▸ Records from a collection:
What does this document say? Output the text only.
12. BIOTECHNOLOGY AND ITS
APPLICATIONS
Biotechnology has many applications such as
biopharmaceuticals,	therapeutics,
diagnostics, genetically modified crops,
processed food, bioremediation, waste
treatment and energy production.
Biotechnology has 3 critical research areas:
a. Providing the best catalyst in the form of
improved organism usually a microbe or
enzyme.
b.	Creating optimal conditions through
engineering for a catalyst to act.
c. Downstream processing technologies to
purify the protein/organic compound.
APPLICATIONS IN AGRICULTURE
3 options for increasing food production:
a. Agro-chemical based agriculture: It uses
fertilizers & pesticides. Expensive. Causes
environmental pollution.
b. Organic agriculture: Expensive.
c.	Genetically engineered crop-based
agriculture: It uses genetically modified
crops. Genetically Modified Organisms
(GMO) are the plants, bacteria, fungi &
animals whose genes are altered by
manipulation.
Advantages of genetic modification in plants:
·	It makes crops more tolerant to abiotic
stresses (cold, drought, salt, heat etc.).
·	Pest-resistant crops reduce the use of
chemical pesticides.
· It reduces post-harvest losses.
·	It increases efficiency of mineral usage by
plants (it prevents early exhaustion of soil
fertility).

▸ THE PROBLEM:
What lines in the data above contain the word "based"? Copy them all.

▸ WRITTEN RESPONSE:
a. Agro-chemical based agriculture: It uses
c.	Genetically engineered crop-based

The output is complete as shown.